## Stated task
Report how many lines contain the word "this"; answer with the number only.

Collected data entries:
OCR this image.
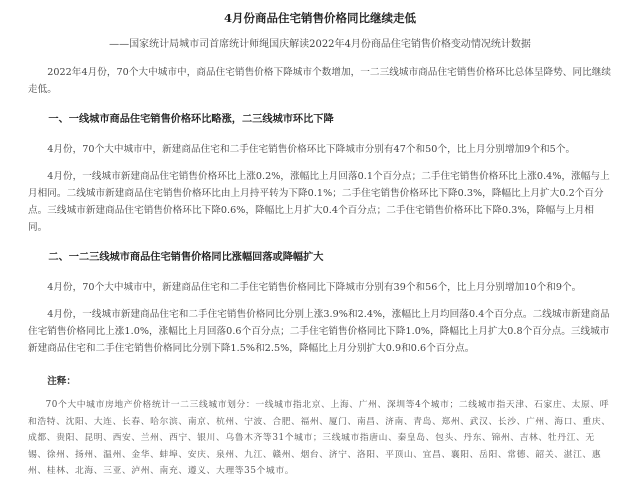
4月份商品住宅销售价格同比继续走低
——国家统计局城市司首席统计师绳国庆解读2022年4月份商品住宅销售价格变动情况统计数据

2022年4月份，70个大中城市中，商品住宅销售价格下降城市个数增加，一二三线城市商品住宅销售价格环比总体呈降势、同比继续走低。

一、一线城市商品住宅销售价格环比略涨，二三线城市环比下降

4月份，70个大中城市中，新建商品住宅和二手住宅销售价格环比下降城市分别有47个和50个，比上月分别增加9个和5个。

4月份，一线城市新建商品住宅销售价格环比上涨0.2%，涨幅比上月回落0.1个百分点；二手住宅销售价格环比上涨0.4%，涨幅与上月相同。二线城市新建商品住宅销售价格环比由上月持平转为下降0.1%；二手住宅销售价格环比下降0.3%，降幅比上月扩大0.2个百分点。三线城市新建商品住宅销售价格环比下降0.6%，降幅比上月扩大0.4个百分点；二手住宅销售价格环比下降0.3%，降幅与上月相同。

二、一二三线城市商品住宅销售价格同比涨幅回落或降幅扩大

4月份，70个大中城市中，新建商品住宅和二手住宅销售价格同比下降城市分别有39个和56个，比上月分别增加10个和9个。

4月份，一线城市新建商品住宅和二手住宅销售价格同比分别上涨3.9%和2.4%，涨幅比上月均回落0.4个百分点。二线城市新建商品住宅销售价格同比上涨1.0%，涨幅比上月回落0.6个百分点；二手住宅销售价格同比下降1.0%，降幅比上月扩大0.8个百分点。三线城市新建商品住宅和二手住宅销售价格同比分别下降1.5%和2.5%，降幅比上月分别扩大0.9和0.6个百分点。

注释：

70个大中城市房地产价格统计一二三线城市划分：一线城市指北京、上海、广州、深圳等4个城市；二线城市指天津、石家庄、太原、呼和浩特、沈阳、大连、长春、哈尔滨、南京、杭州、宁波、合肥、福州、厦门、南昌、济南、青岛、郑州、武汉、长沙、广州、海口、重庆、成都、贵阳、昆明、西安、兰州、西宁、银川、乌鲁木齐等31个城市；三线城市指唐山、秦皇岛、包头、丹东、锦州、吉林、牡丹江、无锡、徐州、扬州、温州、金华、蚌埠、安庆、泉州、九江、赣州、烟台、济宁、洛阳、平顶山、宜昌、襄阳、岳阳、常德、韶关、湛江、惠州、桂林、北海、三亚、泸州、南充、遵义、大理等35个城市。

* * *

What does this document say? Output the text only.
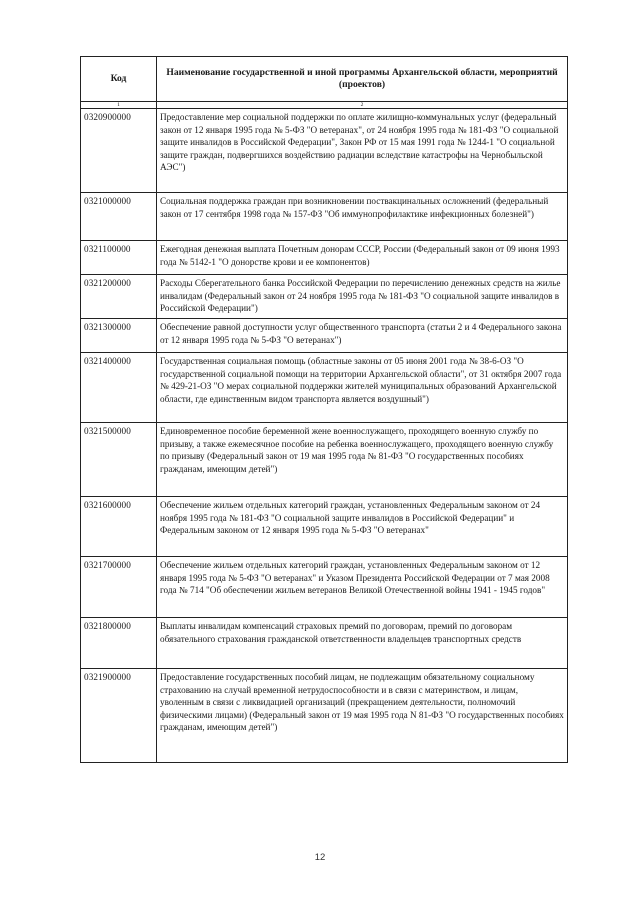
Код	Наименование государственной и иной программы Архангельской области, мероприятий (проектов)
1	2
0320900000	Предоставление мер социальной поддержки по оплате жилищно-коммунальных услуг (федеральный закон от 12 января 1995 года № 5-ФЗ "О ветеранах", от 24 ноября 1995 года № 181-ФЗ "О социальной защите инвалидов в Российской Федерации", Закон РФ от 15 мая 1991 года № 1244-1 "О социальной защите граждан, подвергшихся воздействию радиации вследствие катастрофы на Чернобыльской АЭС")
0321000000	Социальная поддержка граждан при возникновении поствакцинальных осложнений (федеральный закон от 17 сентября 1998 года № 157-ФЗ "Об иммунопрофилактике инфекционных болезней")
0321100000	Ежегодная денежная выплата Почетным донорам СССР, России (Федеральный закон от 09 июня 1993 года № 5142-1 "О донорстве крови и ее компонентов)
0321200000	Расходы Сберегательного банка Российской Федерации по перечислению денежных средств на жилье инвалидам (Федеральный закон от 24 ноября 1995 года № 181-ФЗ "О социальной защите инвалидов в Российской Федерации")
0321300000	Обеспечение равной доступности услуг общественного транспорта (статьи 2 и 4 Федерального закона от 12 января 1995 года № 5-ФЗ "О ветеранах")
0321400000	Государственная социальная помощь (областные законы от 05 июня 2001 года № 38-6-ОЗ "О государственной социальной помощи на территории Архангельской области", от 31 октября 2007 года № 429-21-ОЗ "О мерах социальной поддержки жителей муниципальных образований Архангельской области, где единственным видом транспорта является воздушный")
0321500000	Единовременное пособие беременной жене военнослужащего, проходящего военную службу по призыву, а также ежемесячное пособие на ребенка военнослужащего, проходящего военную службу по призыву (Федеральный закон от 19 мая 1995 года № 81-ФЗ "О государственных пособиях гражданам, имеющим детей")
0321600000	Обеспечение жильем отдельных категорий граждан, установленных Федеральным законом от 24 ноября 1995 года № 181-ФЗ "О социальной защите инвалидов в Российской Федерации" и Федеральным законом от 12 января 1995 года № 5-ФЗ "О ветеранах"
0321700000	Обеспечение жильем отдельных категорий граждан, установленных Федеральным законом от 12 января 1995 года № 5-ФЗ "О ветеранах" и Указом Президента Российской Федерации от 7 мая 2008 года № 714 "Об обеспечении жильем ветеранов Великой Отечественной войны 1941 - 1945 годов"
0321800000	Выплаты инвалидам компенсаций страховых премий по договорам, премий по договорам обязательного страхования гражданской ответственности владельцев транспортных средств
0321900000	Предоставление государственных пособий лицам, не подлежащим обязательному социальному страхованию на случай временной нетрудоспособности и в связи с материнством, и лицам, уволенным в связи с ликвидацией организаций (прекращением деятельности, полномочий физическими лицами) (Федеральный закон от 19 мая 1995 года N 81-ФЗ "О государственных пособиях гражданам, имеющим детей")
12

## Output below
2